__Extracted material__.
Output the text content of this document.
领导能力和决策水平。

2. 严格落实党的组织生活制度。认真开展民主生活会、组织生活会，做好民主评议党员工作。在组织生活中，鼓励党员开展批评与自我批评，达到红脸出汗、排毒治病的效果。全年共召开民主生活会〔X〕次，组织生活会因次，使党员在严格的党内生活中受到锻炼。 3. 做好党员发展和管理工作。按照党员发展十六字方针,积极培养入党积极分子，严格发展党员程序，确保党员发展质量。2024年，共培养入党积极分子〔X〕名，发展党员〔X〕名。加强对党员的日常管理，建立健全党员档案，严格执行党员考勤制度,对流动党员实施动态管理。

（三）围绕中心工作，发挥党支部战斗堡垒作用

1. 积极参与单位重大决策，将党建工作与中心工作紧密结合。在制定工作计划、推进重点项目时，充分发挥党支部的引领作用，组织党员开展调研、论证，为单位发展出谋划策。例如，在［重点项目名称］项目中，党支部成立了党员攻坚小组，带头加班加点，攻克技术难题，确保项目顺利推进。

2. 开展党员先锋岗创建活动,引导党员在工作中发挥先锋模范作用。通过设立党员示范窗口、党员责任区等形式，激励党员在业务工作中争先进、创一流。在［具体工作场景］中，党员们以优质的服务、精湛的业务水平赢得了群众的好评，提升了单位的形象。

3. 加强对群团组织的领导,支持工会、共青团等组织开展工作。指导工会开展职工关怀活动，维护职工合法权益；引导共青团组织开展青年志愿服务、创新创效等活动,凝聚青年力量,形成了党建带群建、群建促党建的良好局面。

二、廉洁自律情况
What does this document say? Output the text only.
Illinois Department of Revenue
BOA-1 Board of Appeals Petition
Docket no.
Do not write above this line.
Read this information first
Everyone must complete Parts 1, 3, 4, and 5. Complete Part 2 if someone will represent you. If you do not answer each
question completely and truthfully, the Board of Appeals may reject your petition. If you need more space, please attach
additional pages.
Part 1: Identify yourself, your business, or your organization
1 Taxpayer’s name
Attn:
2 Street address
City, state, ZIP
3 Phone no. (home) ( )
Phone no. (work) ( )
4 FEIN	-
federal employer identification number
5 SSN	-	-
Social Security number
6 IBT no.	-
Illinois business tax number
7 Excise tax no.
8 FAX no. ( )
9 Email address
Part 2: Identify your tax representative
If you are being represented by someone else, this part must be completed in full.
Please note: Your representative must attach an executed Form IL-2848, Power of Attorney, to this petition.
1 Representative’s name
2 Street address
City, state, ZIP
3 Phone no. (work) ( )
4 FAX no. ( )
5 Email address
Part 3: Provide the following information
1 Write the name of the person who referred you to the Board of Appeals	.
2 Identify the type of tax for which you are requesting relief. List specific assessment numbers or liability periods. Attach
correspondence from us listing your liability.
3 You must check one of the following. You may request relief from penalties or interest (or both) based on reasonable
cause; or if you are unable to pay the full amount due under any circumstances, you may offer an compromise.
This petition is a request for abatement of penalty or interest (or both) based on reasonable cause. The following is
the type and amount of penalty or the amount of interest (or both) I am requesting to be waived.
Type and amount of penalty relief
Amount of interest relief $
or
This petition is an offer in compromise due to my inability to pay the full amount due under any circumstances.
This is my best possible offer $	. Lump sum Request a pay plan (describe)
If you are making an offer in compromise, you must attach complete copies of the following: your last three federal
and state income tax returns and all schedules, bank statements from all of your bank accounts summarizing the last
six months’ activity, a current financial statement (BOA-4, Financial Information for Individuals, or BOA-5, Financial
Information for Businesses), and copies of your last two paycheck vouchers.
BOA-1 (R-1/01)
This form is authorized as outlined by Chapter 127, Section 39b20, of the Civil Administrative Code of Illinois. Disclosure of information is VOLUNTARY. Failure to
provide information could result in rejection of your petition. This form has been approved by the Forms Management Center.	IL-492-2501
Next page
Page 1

__Task directions__. In the listing, find all lines with the string "following" and copy them.

__Correct response__.
Part 3: Provide the following information
3 You must check one of the following. You may request relief from penalties or interest (or both) based on reasonable
This petition is a request for abatement of penalty or interest (or both) based on reasonable cause. The following is
If you are making an offer in compromise, you must attach complete copies of the following: your last three federal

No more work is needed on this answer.